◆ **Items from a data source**
^^^^^^^^

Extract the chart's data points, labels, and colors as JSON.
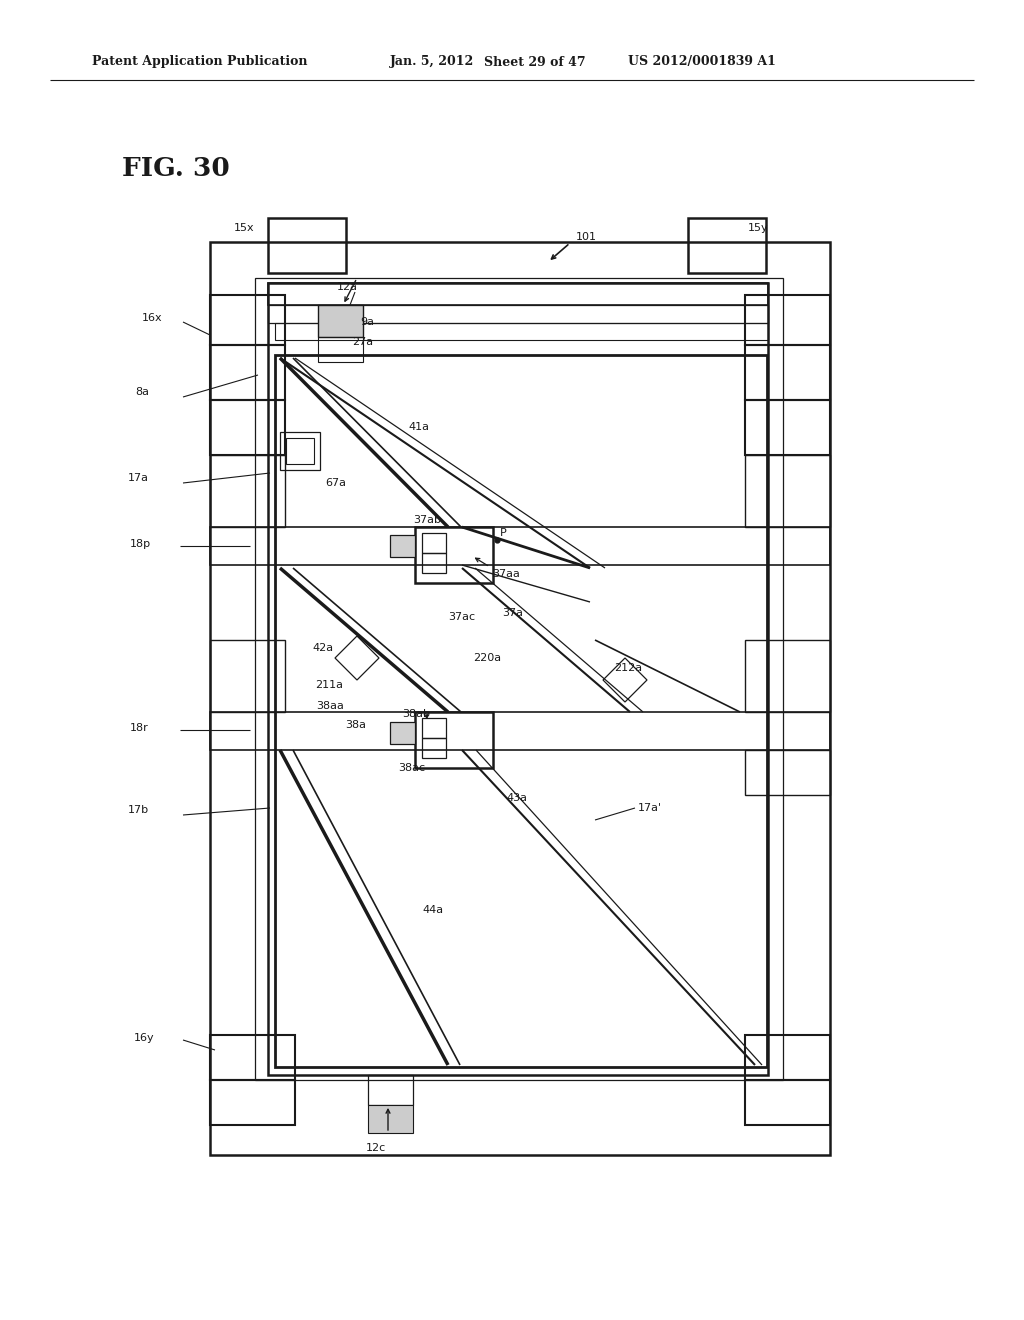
{
  "bg_color": "#ffffff",
  "lc": "#1a1a1a",
  "fig_label": "FIG. 30",
  "header1": "Patent Application Publication",
  "header2": "Jan. 5, 2012",
  "header3": "Sheet 29 of 47",
  "header4": "US 2012/0001839 A1"
}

^^^^^^^^

◆ **THE TASK**
Pictures are excluded; copy every other part of the records exactly.

◆ **OUTPUT OF THE TASK**
Extract the chart's data points, labels, and colors as JSON.
{
  "bg_color": "#ffffff",
  "lc": "#1a1a1a",
  "fig_label": "FIG. 30",
  "header1": "Patent Application Publication",
  "header2": "Jan. 5, 2012",
  "header3": "Sheet 29 of 47",
  "header4": "US 2012/0001839 A1"
}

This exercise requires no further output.